··· ENTRIES SHOWN
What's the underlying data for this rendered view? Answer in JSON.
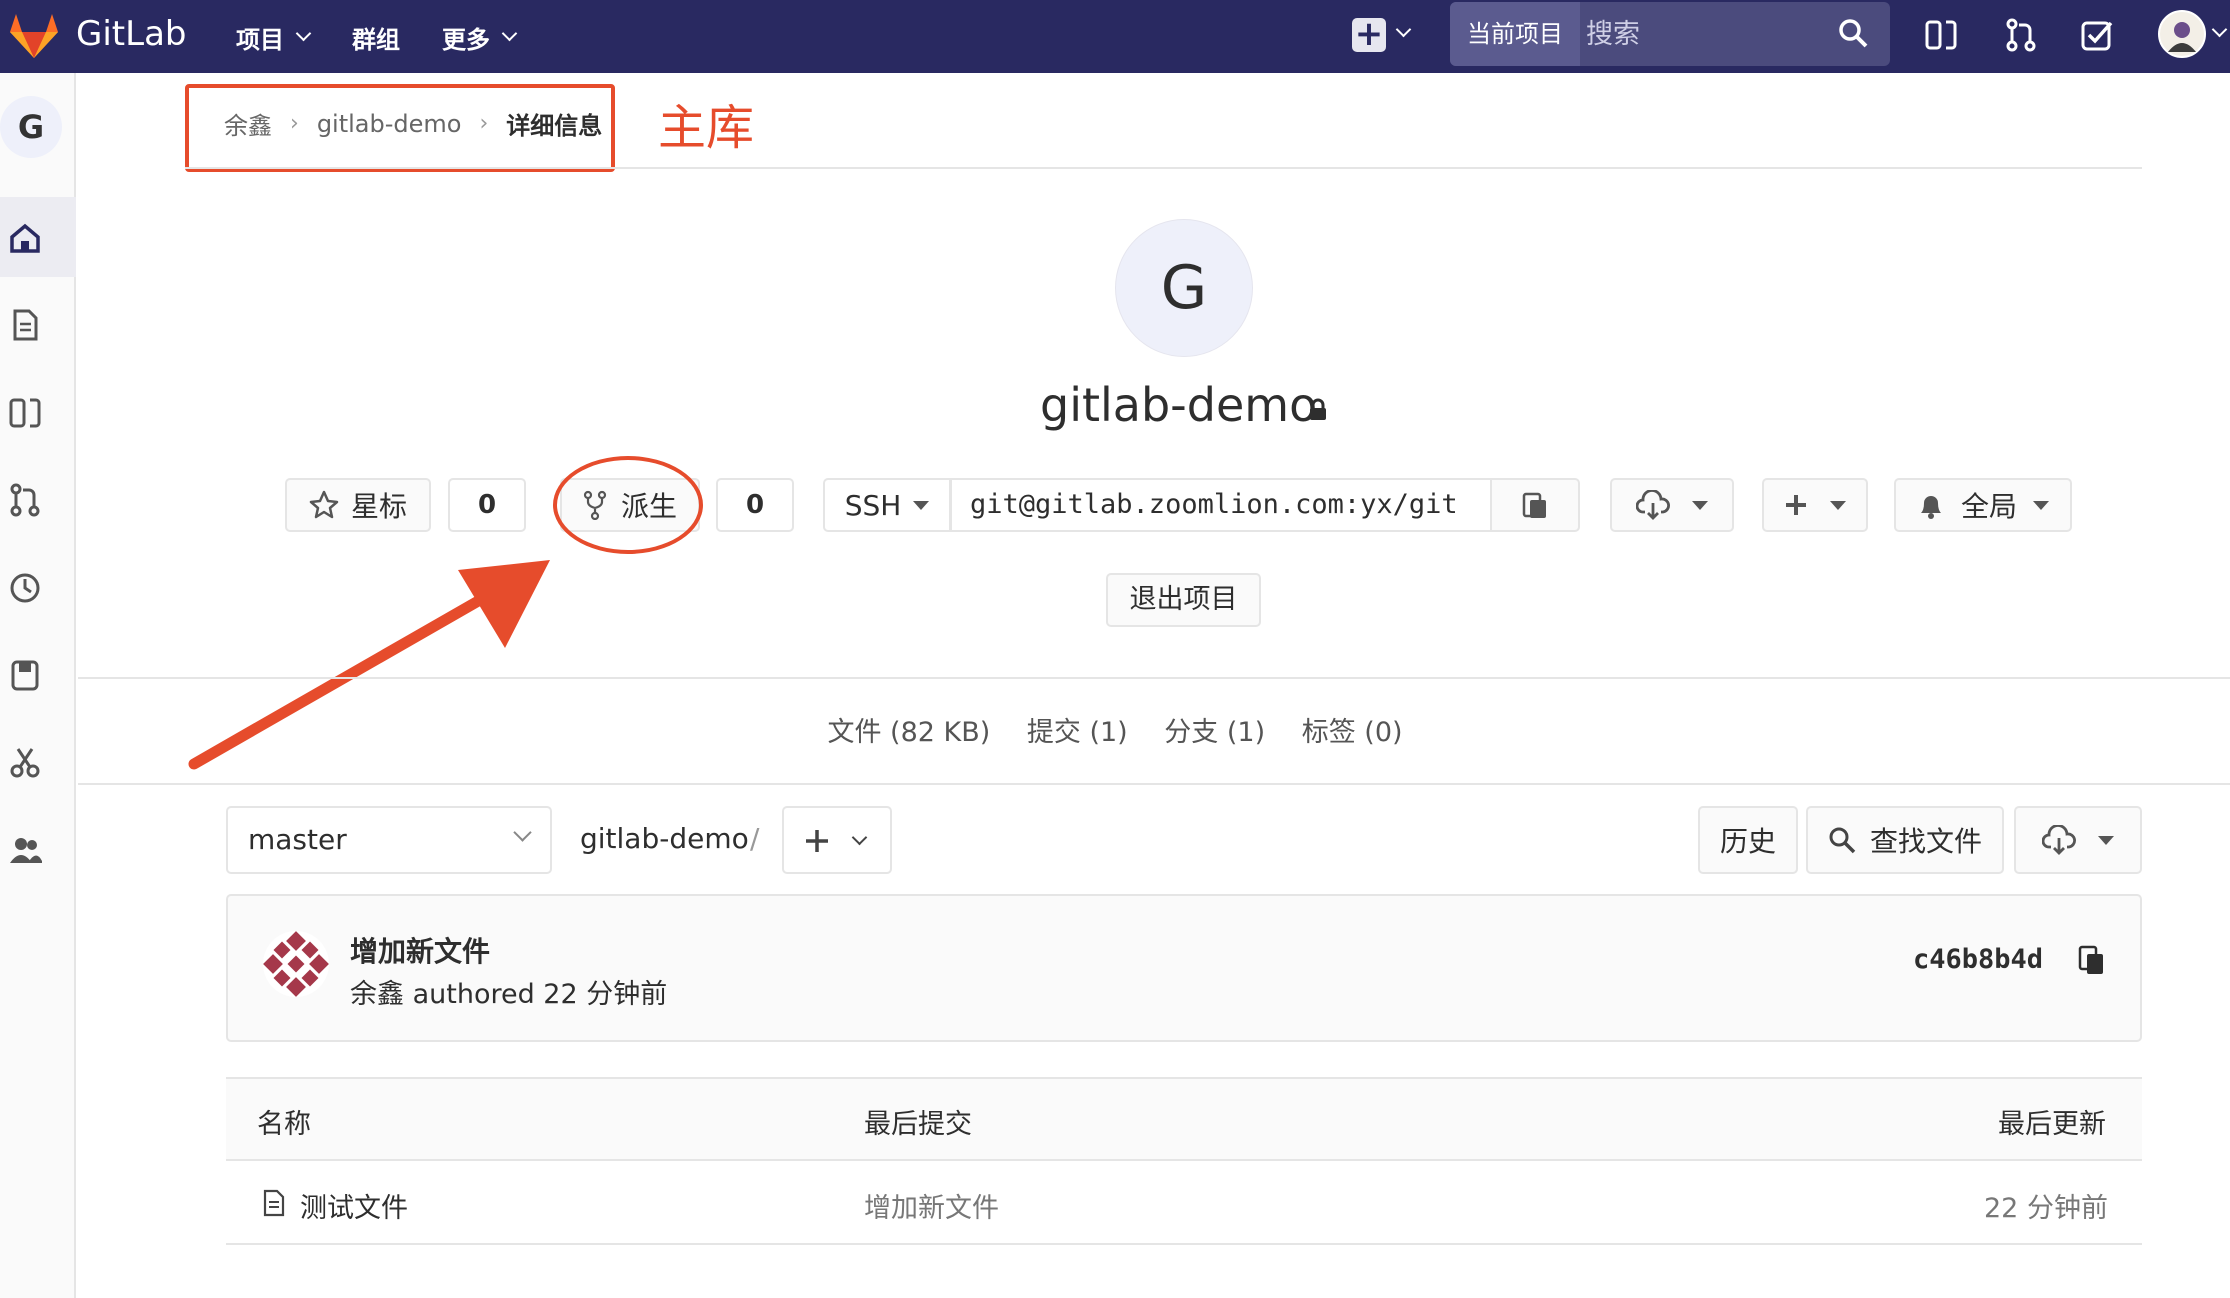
{
  "topnav": {
    "brand": "GitLab",
    "menu_projects": "项目",
    "menu_groups": "群组",
    "menu_more": "更多",
    "search_scope": "当前项目",
    "search_placeholder": "搜索"
  },
  "sidebar": {
    "project_initial": "G"
  },
  "breadcrumb": {
    "owner": "余鑫",
    "project": "gitlab-demo",
    "current": "详细信息",
    "separator": "›"
  },
  "annotation": {
    "label": "主库",
    "highlight_color": "#e64c2c"
  },
  "project": {
    "avatar_initial": "G",
    "name": "gitlab-demo",
    "star_label": "星标",
    "star_count": "0",
    "fork_label": "派生",
    "fork_count": "0",
    "clone_protocol": "SSH",
    "clone_url": "git@gitlab.zoomlion.com:yx/git",
    "notification_level": "全局",
    "leave_label": "退出项目"
  },
  "stats": {
    "files": "文件 (82 KB)",
    "commits": "提交 (1)",
    "branches": "分支 (1)",
    "tags": "标签 (0)"
  },
  "browser": {
    "branch": "master",
    "path_root": "gitlab-demo",
    "path_sep": "/",
    "history_label": "历史",
    "find_file_label": "查找文件"
  },
  "last_commit": {
    "title": "增加新文件",
    "author_line": "余鑫 authored 22 分钟前",
    "sha": "c46b8b4d"
  },
  "file_table": {
    "columns": [
      "名称",
      "最后提交",
      "最后更新"
    ],
    "rows": [
      {
        "name": "测试文件",
        "last_commit": "增加新文件",
        "updated": "22 分钟前"
      }
    ]
  },
  "colors": {
    "nav_bg": "#292961",
    "accent_red": "#e64c2c"
  }
}
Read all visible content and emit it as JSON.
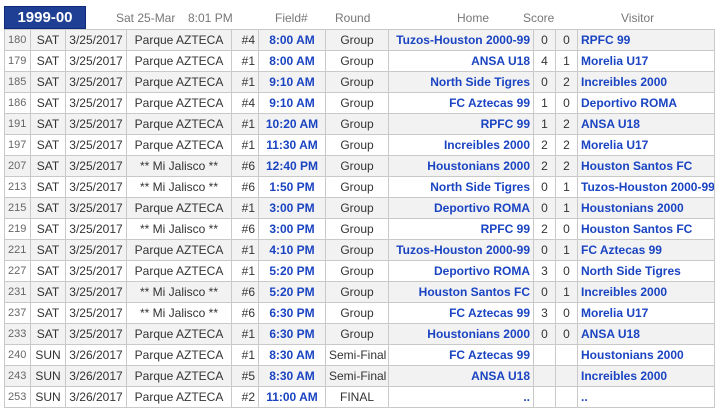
{
  "header": {
    "season": "1999-00",
    "date": "Sat 25-Mar",
    "time": "8:01 PM",
    "col_field": "Field#",
    "col_round": "Round",
    "col_home": "Home",
    "col_score": "Score",
    "col_visitor": "Visitor"
  },
  "games": [
    {
      "id": "180",
      "day": "SAT",
      "date": "3/25/2017",
      "venue": "Parque AZTECA",
      "field": "#4",
      "time": "8:00 AM",
      "round": "Group",
      "home": "Tuzos-Houston 2000-99",
      "hs": "0",
      "vs": "0",
      "visitor": "RPFC 99"
    },
    {
      "id": "179",
      "day": "SAT",
      "date": "3/25/2017",
      "venue": "Parque AZTECA",
      "field": "#1",
      "time": "8:00 AM",
      "round": "Group",
      "home": "ANSA U18",
      "hs": "4",
      "vs": "1",
      "visitor": "Morelia U17"
    },
    {
      "id": "185",
      "day": "SAT",
      "date": "3/25/2017",
      "venue": "Parque AZTECA",
      "field": "#1",
      "time": "9:10 AM",
      "round": "Group",
      "home": "North Side Tigres",
      "hs": "0",
      "vs": "2",
      "visitor": "Increibles 2000"
    },
    {
      "id": "186",
      "day": "SAT",
      "date": "3/25/2017",
      "venue": "Parque AZTECA",
      "field": "#4",
      "time": "9:10 AM",
      "round": "Group",
      "home": "FC Aztecas 99",
      "hs": "1",
      "vs": "0",
      "visitor": "Deportivo ROMA"
    },
    {
      "id": "191",
      "day": "SAT",
      "date": "3/25/2017",
      "venue": "Parque AZTECA",
      "field": "#1",
      "time": "10:20 AM",
      "round": "Group",
      "home": "RPFC 99",
      "hs": "1",
      "vs": "2",
      "visitor": "ANSA U18"
    },
    {
      "id": "197",
      "day": "SAT",
      "date": "3/25/2017",
      "venue": "Parque AZTECA",
      "field": "#1",
      "time": "11:30 AM",
      "round": "Group",
      "home": "Increibles 2000",
      "hs": "2",
      "vs": "2",
      "visitor": "Morelia U17"
    },
    {
      "id": "207",
      "day": "SAT",
      "date": "3/25/2017",
      "venue": "** Mi Jalisco **",
      "field": "#6",
      "time": "12:40 PM",
      "round": "Group",
      "home": "Houstonians 2000",
      "hs": "2",
      "vs": "2",
      "visitor": "Houston Santos FC"
    },
    {
      "id": "213",
      "day": "SAT",
      "date": "3/25/2017",
      "venue": "** Mi Jalisco **",
      "field": "#6",
      "time": "1:50 PM",
      "round": "Group",
      "home": "North Side Tigres",
      "hs": "0",
      "vs": "1",
      "visitor": "Tuzos-Houston 2000-99"
    },
    {
      "id": "215",
      "day": "SAT",
      "date": "3/25/2017",
      "venue": "Parque AZTECA",
      "field": "#1",
      "time": "3:00 PM",
      "round": "Group",
      "home": "Deportivo ROMA",
      "hs": "0",
      "vs": "1",
      "visitor": "Houstonians 2000"
    },
    {
      "id": "219",
      "day": "SAT",
      "date": "3/25/2017",
      "venue": "** Mi Jalisco **",
      "field": "#6",
      "time": "3:00 PM",
      "round": "Group",
      "home": "RPFC 99",
      "hs": "2",
      "vs": "0",
      "visitor": "Houston Santos FC"
    },
    {
      "id": "221",
      "day": "SAT",
      "date": "3/25/2017",
      "venue": "Parque AZTECA",
      "field": "#1",
      "time": "4:10 PM",
      "round": "Group",
      "home": "Tuzos-Houston 2000-99",
      "hs": "0",
      "vs": "1",
      "visitor": "FC Aztecas 99"
    },
    {
      "id": "227",
      "day": "SAT",
      "date": "3/25/2017",
      "venue": "Parque AZTECA",
      "field": "#1",
      "time": "5:20 PM",
      "round": "Group",
      "home": "Deportivo ROMA",
      "hs": "3",
      "vs": "0",
      "visitor": "North Side Tigres"
    },
    {
      "id": "231",
      "day": "SAT",
      "date": "3/25/2017",
      "venue": "** Mi Jalisco **",
      "field": "#6",
      "time": "5:20 PM",
      "round": "Group",
      "home": "Houston Santos FC",
      "hs": "0",
      "vs": "1",
      "visitor": "Increibles 2000"
    },
    {
      "id": "237",
      "day": "SAT",
      "date": "3/25/2017",
      "venue": "** Mi Jalisco **",
      "field": "#6",
      "time": "6:30 PM",
      "round": "Group",
      "home": "FC Aztecas 99",
      "hs": "3",
      "vs": "0",
      "visitor": "Morelia U17"
    },
    {
      "id": "233",
      "day": "SAT",
      "date": "3/25/2017",
      "venue": "Parque AZTECA",
      "field": "#1",
      "time": "6:30 PM",
      "round": "Group",
      "home": "Houstonians 2000",
      "hs": "0",
      "vs": "0",
      "visitor": "ANSA U18"
    },
    {
      "id": "240",
      "day": "SUN",
      "date": "3/26/2017",
      "venue": "Parque AZTECA",
      "field": "#1",
      "time": "8:30 AM",
      "round": "Semi-Final",
      "home": "FC Aztecas 99",
      "hs": "",
      "vs": "",
      "visitor": "Houstonians 2000"
    },
    {
      "id": "243",
      "day": "SUN",
      "date": "3/26/2017",
      "venue": "Parque AZTECA",
      "field": "#5",
      "time": "8:30 AM",
      "round": "Semi-Final",
      "home": "ANSA U18",
      "hs": "",
      "vs": "",
      "visitor": "Increibles 2000"
    },
    {
      "id": "253",
      "day": "SUN",
      "date": "3/26/2017",
      "venue": "Parque AZTECA",
      "field": "#2",
      "time": "11:00 AM",
      "round": "FINAL",
      "home": "..",
      "hs": "",
      "vs": "",
      "visitor": ".."
    }
  ]
}
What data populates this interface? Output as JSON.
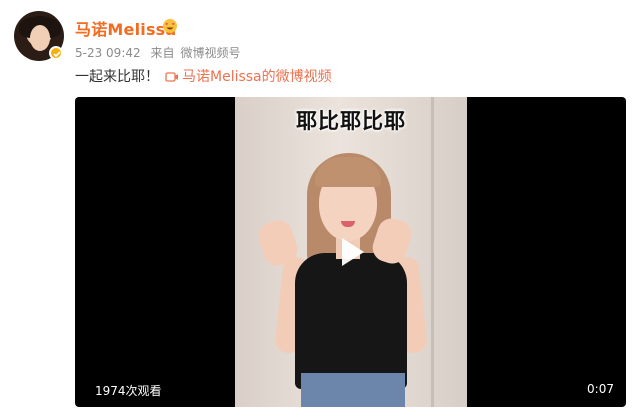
{
  "post": {
    "username": "马诺Melissa",
    "member_emoji": "heart-eyes-emoji",
    "date": "5-23 09:42",
    "source_prefix": "来自",
    "source": "微博视频号",
    "text": "一起来比耶！",
    "video_link": "马诺Melissa的微博视频"
  },
  "video": {
    "overlay_caption": "耶比耶比耶",
    "view_count": "1974次观看",
    "duration": "0:07"
  },
  "colors": {
    "username": "#f36c21",
    "link": "#eb7350",
    "meta": "#8b8b8b",
    "verified": "#f6b10c"
  }
}
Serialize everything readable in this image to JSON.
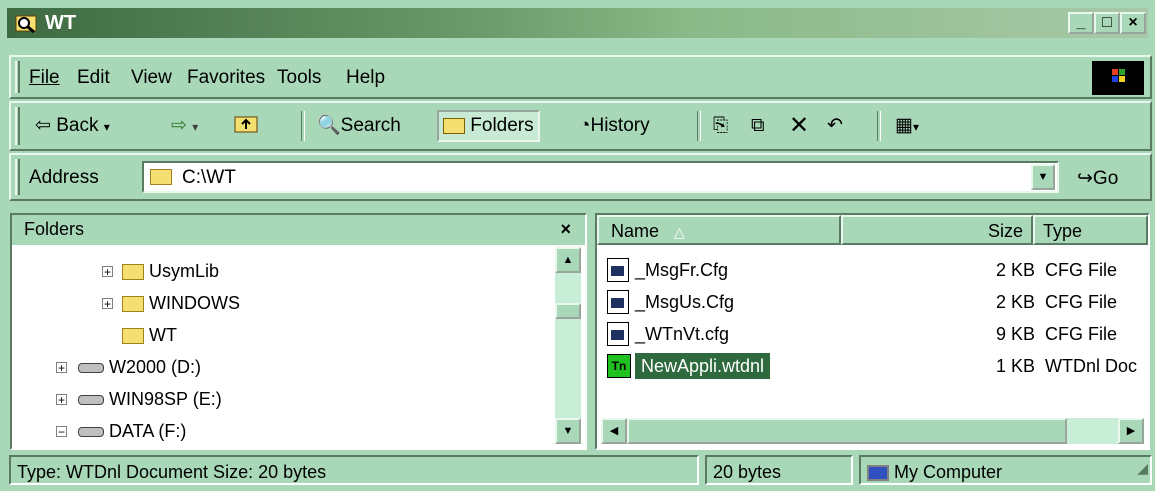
{
  "window": {
    "title": "WT"
  },
  "menu": {
    "file": "File",
    "edit": "Edit",
    "view": "View",
    "favorites": "Favorites",
    "tools": "Tools",
    "help": "Help"
  },
  "toolbar": {
    "back": "Back",
    "search": "Search",
    "folders": "Folders",
    "history": "History"
  },
  "address": {
    "label": "Address",
    "value": "C:\\WT",
    "go": "Go"
  },
  "folders_pane": {
    "title": "Folders",
    "close": "×",
    "items": [
      "UsymLib",
      "WINDOWS",
      "WT",
      "W2000 (D:)",
      "WIN98SP (E:)",
      "DATA (F:)"
    ]
  },
  "file_list": {
    "columns": [
      "Name",
      "Size",
      "Type"
    ],
    "rows": [
      {
        "name": "_MsgFr.Cfg",
        "size": "2 KB",
        "type": "CFG File"
      },
      {
        "name": "_MsgUs.Cfg",
        "size": "2 KB",
        "type": "CFG File"
      },
      {
        "name": "_WTnVt.cfg",
        "size": "9 KB",
        "type": "CFG File"
      },
      {
        "name": "NewAppli.wtdnl",
        "size": "1 KB",
        "type": "WTDnl Doc"
      }
    ]
  },
  "status": {
    "text": "Type: WTDnl Document Size: 20 bytes",
    "size": "20 bytes",
    "zone": "My Computer"
  },
  "colors": {
    "face": "#a8d8b8",
    "selection": "#2e6a3e",
    "title_start": "#3e6a42"
  }
}
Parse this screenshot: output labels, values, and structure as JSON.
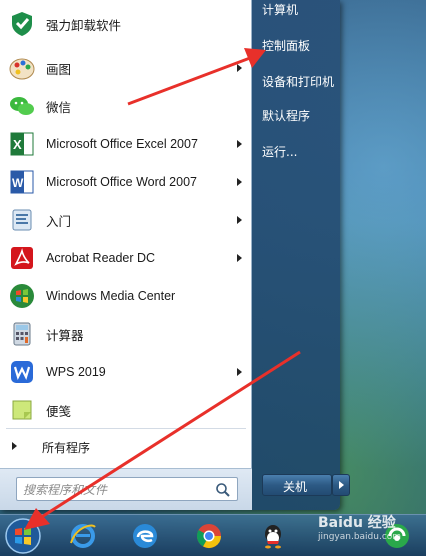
{
  "start_menu": {
    "programs": [
      {
        "label": "强力卸载软件",
        "icon": "uninstaller-icon",
        "has_submenu": false
      },
      {
        "label": "画图",
        "icon": "paint-icon",
        "has_submenu": true
      },
      {
        "label": "微信",
        "icon": "wechat-icon",
        "has_submenu": false
      },
      {
        "label": "Microsoft Office Excel 2007",
        "icon": "excel-icon",
        "has_submenu": true
      },
      {
        "label": "Microsoft Office Word 2007",
        "icon": "word-icon",
        "has_submenu": true
      },
      {
        "label": "入门",
        "icon": "getting-started-icon",
        "has_submenu": true
      },
      {
        "label": "Acrobat Reader DC",
        "icon": "acrobat-icon",
        "has_submenu": true
      },
      {
        "label": "Windows Media Center",
        "icon": "media-center-icon",
        "has_submenu": false
      },
      {
        "label": "计算器",
        "icon": "calculator-icon",
        "has_submenu": false
      },
      {
        "label": "WPS 2019",
        "icon": "wps-icon",
        "has_submenu": true
      },
      {
        "label": "便笺",
        "icon": "sticky-notes-icon",
        "has_submenu": false
      }
    ],
    "all_programs_label": "所有程序",
    "search_placeholder": "搜索程序和文件",
    "right_items": [
      {
        "label": "计算机"
      },
      {
        "label": "控制面板"
      },
      {
        "label": "设备和打印机"
      },
      {
        "label": "默认程序"
      },
      {
        "label": "运行..."
      }
    ],
    "shutdown_label": "关机"
  },
  "taskbar": {
    "icons": [
      "start-orb-icon",
      "internet-explorer-icon",
      "edge-icon",
      "chrome-icon",
      "qq-icon",
      "360-browser-icon"
    ]
  },
  "watermark": {
    "text": "Baidu 经验",
    "sub": "jingyan.baidu.com"
  },
  "colors": {
    "arrow": "#e8302a",
    "menu_blue": "#2d5a85"
  }
}
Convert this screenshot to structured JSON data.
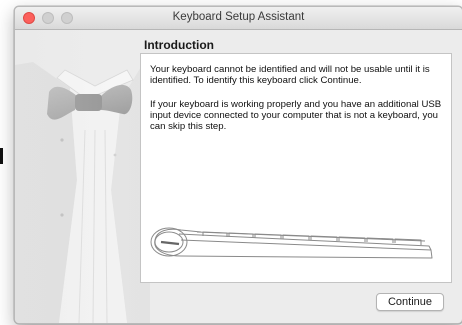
{
  "window": {
    "title": "Keyboard Setup Assistant"
  },
  "page": {
    "heading": "Introduction",
    "paragraphs": [
      "Your keyboard cannot be identified and will not be usable until it is identified. To identify this keyboard click Continue.",
      "If your keyboard is working properly and you have an additional USB input device connected to your computer that is not a keyboard, you can skip this step."
    ]
  },
  "buttons": {
    "continue_label": "Continue"
  },
  "colors": {
    "close_button": "#fc605c",
    "inactive_button": "#d0d0d0",
    "window_background": "#ececec"
  },
  "icons": {
    "illustration": "tuxedo-bowtie-icon",
    "keyboard": "keyboard-outline-icon"
  }
}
······
GIVEN TASK » Quote exactly, and nothing besides, the lines from the one with "Convert this screenshot" through the end of the records above; include both ends and omit the pictures.

THE ANSWER »
Convert this screenshot to structured JSON data.
{
  "window": {
    "title": "Keyboard Setup Assistant"
  },
  "page": {
    "heading": "Introduction",
    "paragraphs": [
      "Your keyboard cannot be identified and will not be usable until it is identified. To identify this keyboard click Continue.",
      "If your keyboard is working properly and you have an additional USB input device connected to your computer that is not a keyboard, you can skip this step."
    ]
  },
  "buttons": {
    "continue_label": "Continue"
  },
  "colors": {
    "close_button": "#fc605c",
    "inactive_button": "#d0d0d0",
    "window_background": "#ececec"
  },
  "icons": {
    "illustration": "tuxedo-bowtie-icon",
    "keyboard": "keyboard-outline-icon"
  }
}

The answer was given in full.